#### What the task requires
Find each line containing the string "Enable". Copy it.

#### Stored items from a collection
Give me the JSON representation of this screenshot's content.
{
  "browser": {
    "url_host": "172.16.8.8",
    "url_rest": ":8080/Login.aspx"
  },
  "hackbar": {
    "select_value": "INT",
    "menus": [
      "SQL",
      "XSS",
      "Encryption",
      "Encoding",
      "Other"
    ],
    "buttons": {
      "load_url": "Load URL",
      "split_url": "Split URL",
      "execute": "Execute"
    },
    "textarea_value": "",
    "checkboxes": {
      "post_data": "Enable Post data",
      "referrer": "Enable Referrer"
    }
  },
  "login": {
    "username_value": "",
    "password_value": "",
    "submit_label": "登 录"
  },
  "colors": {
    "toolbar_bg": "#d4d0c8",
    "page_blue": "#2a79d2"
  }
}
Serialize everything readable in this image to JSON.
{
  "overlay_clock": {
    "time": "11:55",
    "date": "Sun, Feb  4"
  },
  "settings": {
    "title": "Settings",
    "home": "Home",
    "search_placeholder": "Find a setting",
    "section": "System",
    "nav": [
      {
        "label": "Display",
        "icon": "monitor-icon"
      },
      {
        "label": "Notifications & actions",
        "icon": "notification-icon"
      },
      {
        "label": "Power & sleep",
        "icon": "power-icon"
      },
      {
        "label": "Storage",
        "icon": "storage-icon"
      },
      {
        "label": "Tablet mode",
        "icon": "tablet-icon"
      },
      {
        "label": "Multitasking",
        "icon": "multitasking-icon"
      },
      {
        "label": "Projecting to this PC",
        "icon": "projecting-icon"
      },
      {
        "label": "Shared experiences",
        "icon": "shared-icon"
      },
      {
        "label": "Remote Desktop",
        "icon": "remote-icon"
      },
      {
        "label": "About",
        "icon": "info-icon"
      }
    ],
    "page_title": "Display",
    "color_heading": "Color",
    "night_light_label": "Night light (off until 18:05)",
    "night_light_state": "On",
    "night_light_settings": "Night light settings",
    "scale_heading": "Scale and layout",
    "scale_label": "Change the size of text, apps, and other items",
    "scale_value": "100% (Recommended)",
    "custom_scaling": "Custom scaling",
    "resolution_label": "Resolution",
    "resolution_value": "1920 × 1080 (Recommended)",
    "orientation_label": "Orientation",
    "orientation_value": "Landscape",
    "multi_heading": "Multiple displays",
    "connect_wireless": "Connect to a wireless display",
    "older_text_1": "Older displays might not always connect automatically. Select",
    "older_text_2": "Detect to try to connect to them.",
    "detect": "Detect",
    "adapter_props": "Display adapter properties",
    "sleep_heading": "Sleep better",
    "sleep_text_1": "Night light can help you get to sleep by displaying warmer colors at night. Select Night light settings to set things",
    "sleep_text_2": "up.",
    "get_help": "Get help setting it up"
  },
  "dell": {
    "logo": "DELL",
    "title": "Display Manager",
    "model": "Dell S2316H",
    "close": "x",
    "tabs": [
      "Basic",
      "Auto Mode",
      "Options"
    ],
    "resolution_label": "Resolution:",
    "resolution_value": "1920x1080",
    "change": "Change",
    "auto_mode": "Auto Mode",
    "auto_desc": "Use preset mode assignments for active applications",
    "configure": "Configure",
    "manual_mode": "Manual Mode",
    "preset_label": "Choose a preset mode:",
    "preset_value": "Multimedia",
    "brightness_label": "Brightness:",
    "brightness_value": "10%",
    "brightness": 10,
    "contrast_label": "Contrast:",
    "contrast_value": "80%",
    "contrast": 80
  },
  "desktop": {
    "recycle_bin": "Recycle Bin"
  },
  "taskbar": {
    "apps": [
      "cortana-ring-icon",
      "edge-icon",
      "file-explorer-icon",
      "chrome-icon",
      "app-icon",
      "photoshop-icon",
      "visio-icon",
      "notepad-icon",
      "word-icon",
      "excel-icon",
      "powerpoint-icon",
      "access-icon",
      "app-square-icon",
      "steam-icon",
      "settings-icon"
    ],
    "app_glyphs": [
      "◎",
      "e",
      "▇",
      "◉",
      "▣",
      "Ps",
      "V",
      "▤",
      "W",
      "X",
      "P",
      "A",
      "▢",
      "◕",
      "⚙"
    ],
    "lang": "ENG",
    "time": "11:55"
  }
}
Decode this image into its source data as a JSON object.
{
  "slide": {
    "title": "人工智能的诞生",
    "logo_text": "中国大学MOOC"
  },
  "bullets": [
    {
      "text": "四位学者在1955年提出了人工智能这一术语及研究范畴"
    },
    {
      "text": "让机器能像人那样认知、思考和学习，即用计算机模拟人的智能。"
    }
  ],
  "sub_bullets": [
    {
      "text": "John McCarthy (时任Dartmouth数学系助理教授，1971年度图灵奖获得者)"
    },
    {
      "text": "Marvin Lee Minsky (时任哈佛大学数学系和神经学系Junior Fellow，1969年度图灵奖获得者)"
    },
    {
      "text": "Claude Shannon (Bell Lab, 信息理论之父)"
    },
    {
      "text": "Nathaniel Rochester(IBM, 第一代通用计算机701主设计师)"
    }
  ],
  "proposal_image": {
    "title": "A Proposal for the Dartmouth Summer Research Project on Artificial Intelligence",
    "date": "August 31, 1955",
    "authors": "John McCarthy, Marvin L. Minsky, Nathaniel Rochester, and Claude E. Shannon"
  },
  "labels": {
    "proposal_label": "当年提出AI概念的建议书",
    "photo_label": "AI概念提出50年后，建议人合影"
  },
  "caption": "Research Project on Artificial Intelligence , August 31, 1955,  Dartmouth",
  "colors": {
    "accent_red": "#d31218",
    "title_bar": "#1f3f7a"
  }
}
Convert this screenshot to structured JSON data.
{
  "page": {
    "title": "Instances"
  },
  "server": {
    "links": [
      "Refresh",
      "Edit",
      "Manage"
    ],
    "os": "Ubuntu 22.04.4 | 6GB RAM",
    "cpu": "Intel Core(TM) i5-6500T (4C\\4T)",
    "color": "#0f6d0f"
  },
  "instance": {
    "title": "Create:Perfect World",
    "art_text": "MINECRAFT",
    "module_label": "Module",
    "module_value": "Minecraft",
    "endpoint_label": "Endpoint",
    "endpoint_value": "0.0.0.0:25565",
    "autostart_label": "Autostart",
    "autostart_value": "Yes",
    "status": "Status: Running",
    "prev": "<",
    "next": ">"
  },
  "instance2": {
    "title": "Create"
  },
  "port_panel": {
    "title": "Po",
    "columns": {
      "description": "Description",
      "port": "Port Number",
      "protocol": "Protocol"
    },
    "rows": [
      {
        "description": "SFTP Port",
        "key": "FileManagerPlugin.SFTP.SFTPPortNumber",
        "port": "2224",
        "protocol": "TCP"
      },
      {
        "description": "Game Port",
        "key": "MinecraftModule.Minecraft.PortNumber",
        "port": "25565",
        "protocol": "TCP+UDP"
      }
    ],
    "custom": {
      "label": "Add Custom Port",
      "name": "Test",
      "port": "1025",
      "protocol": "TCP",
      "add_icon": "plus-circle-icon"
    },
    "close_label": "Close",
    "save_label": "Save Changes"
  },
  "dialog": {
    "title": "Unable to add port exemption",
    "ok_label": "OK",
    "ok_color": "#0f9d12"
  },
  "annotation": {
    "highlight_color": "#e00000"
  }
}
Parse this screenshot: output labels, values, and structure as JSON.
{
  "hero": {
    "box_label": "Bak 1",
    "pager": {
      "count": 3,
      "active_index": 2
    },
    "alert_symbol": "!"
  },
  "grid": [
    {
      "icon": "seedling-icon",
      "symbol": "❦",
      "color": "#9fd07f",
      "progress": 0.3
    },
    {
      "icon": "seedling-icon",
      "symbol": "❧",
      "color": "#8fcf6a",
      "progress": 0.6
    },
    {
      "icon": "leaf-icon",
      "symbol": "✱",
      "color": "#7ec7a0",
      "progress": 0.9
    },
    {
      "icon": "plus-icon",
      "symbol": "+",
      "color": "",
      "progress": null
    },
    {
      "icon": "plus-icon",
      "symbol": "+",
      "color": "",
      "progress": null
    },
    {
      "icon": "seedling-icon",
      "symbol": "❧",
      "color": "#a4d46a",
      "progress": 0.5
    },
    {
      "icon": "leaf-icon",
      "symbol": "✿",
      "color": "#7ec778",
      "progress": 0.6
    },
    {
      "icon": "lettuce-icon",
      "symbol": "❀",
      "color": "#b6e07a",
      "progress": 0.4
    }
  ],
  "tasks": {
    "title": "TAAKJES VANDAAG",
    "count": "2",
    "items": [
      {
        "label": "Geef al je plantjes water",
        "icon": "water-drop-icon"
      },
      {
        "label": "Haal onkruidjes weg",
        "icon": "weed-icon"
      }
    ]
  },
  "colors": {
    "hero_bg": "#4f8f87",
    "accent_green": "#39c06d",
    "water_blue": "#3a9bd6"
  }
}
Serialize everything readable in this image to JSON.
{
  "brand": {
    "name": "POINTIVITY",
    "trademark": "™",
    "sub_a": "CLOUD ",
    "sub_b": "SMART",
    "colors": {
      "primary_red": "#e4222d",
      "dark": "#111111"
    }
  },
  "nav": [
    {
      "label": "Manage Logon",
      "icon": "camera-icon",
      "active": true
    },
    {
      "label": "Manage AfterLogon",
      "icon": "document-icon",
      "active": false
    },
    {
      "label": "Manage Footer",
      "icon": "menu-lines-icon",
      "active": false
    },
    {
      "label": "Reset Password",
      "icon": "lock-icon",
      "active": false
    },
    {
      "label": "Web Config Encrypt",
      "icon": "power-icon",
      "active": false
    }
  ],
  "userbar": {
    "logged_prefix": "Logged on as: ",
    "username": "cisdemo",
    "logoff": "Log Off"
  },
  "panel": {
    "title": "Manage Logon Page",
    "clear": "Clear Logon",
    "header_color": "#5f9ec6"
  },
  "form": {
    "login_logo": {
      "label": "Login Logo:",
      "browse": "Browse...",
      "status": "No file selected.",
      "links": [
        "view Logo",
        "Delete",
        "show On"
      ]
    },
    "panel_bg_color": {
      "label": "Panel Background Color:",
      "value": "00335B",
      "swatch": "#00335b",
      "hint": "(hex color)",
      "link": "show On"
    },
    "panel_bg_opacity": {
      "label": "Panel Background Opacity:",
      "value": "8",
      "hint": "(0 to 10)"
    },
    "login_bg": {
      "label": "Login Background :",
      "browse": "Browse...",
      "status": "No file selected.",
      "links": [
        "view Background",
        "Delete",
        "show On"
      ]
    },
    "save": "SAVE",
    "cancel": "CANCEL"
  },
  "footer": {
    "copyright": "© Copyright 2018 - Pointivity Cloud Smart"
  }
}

#### Solution to the problem
      "post_data": "Enable Post data",
      "referrer": "Enable Referrer"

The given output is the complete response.